__Data for this task__:
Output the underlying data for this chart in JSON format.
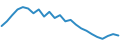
{
  "x": [
    0,
    1,
    2,
    3,
    4,
    5,
    6,
    7,
    8,
    9,
    10,
    11,
    12,
    13,
    14,
    15,
    16,
    17,
    18,
    19,
    20,
    21,
    22
  ],
  "y": [
    5.5,
    6.5,
    7.8,
    9.0,
    9.5,
    9.2,
    8.2,
    9.0,
    7.5,
    8.5,
    7.2,
    7.8,
    6.5,
    6.8,
    5.8,
    5.0,
    4.5,
    3.8,
    3.2,
    2.8,
    3.4,
    3.8,
    3.5
  ],
  "line_color": "#2e8bc4",
  "linewidth": 1.4,
  "background_color": "#ffffff",
  "ylim": [
    1.5,
    11.0
  ],
  "xlim": [
    -0.3,
    22.3
  ]
}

__Exercise objective__: Omit pictures; set down the rest of the material word for word.

__Finished answer__:
Output the underlying data for this chart in JSON format.
{
  "x": [
    0,
    1,
    2,
    3,
    4,
    5,
    6,
    7,
    8,
    9,
    10,
    11,
    12,
    13,
    14,
    15,
    16,
    17,
    18,
    19,
    20,
    21,
    22
  ],
  "y": [
    5.5,
    6.5,
    7.8,
    9.0,
    9.5,
    9.2,
    8.2,
    9.0,
    7.5,
    8.5,
    7.2,
    7.8,
    6.5,
    6.8,
    5.8,
    5.0,
    4.5,
    3.8,
    3.2,
    2.8,
    3.4,
    3.8,
    3.5
  ],
  "line_color": "#2e8bc4",
  "linewidth": 1.4,
  "background_color": "#ffffff",
  "ylim": [
    1.5,
    11.0
  ],
  "xlim": [
    -0.3,
    22.3
  ]
}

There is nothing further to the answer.